## Problem requirements:
A faithful transcription of all the data is required.

─── Given information

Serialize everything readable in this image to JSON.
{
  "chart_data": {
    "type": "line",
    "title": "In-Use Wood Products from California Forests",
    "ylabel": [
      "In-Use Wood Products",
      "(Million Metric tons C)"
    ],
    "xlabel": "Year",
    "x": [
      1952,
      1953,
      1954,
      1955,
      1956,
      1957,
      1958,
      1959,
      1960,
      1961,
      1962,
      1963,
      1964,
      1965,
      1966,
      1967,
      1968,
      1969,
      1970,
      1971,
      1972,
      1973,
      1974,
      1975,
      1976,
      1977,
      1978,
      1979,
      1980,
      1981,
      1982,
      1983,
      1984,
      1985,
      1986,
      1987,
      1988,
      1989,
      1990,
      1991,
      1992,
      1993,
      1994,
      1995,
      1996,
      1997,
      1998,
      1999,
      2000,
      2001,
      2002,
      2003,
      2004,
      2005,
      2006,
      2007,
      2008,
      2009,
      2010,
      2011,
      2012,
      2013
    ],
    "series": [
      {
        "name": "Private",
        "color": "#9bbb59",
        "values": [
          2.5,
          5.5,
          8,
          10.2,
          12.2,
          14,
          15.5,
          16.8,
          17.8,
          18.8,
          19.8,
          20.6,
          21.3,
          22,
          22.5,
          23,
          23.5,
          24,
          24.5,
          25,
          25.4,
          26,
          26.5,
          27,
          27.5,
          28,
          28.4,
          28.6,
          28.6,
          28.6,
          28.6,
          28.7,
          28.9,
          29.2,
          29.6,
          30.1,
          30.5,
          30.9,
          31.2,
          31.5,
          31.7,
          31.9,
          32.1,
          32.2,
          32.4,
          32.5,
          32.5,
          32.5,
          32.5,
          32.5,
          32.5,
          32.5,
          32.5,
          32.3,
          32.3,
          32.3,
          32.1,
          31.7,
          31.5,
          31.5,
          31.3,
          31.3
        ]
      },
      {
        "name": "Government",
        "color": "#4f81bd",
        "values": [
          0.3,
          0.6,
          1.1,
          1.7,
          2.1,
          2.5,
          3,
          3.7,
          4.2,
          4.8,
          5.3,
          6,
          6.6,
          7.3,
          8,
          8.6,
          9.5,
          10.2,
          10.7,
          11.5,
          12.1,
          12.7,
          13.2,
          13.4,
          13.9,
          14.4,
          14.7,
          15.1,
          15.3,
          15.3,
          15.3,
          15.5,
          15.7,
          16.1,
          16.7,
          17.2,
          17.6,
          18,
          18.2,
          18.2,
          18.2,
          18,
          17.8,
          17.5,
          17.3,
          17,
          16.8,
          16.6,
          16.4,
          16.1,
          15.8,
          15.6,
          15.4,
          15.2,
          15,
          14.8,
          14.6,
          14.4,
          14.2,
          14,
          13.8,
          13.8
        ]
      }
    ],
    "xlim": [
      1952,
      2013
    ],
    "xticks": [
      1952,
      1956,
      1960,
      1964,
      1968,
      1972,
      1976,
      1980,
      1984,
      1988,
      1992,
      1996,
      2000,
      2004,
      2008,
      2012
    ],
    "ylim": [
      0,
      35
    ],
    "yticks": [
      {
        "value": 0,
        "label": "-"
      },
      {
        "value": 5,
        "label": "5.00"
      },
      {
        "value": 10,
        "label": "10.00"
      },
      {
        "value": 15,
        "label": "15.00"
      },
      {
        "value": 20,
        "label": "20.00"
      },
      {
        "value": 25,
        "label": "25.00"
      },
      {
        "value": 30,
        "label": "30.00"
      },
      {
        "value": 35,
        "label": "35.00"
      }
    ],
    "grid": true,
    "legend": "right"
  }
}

──────

## Result:
Serialize everything readable in this image to JSON.
{
  "chart_data": {
    "type": "line",
    "title": "In-Use Wood Products from California Forests",
    "ylabel": [
      "In-Use Wood Products",
      "(Million Metric tons C)"
    ],
    "xlabel": "Year",
    "x": [
      1952,
      1953,
      1954,
      1955,
      1956,
      1957,
      1958,
      1959,
      1960,
      1961,
      1962,
      1963,
      1964,
      1965,
      1966,
      1967,
      1968,
      1969,
      1970,
      1971,
      1972,
      1973,
      1974,
      1975,
      1976,
      1977,
      1978,
      1979,
      1980,
      1981,
      1982,
      1983,
      1984,
      1985,
      1986,
      1987,
      1988,
      1989,
      1990,
      1991,
      1992,
      1993,
      1994,
      1995,
      1996,
      1997,
      1998,
      1999,
      2000,
      2001,
      2002,
      2003,
      2004,
      2005,
      2006,
      2007,
      2008,
      2009,
      2010,
      2011,
      2012,
      2013
    ],
    "series": [
      {
        "name": "Private",
        "color": "#9bbb59",
        "values": [
          2.5,
          5.5,
          8,
          10.2,
          12.2,
          14,
          15.5,
          16.8,
          17.8,
          18.8,
          19.8,
          20.6,
          21.3,
          22,
          22.5,
          23,
          23.5,
          24,
          24.5,
          25,
          25.4,
          26,
          26.5,
          27,
          27.5,
          28,
          28.4,
          28.6,
          28.6,
          28.6,
          28.6,
          28.7,
          28.9,
          29.2,
          29.6,
          30.1,
          30.5,
          30.9,
          31.2,
          31.5,
          31.7,
          31.9,
          32.1,
          32.2,
          32.4,
          32.5,
          32.5,
          32.5,
          32.5,
          32.5,
          32.5,
          32.5,
          32.5,
          32.3,
          32.3,
          32.3,
          32.1,
          31.7,
          31.5,
          31.5,
          31.3,
          31.3
        ]
      },
      {
        "name": "Government",
        "color": "#4f81bd",
        "values": [
          0.3,
          0.6,
          1.1,
          1.7,
          2.1,
          2.5,
          3,
          3.7,
          4.2,
          4.8,
          5.3,
          6,
          6.6,
          7.3,
          8,
          8.6,
          9.5,
          10.2,
          10.7,
          11.5,
          12.1,
          12.7,
          13.2,
          13.4,
          13.9,
          14.4,
          14.7,
          15.1,
          15.3,
          15.3,
          15.3,
          15.5,
          15.7,
          16.1,
          16.7,
          17.2,
          17.6,
          18,
          18.2,
          18.2,
          18.2,
          18,
          17.8,
          17.5,
          17.3,
          17,
          16.8,
          16.6,
          16.4,
          16.1,
          15.8,
          15.6,
          15.4,
          15.2,
          15,
          14.8,
          14.6,
          14.4,
          14.2,
          14,
          13.8,
          13.8
        ]
      }
    ],
    "xlim": [
      1952,
      2013
    ],
    "xticks": [
      1952,
      1956,
      1960,
      1964,
      1968,
      1972,
      1976,
      1980,
      1984,
      1988,
      1992,
      1996,
      2000,
      2004,
      2008,
      2012
    ],
    "ylim": [
      0,
      35
    ],
    "yticks": [
      {
        "value": 0,
        "label": "-"
      },
      {
        "value": 5,
        "label": "5.00"
      },
      {
        "value": 10,
        "label": "10.00"
      },
      {
        "value": 15,
        "label": "15.00"
      },
      {
        "value": 20,
        "label": "20.00"
      },
      {
        "value": 25,
        "label": "25.00"
      },
      {
        "value": 30,
        "label": "30.00"
      },
      {
        "value": 35,
        "label": "35.00"
      }
    ],
    "grid": true,
    "legend": "right"
  }
}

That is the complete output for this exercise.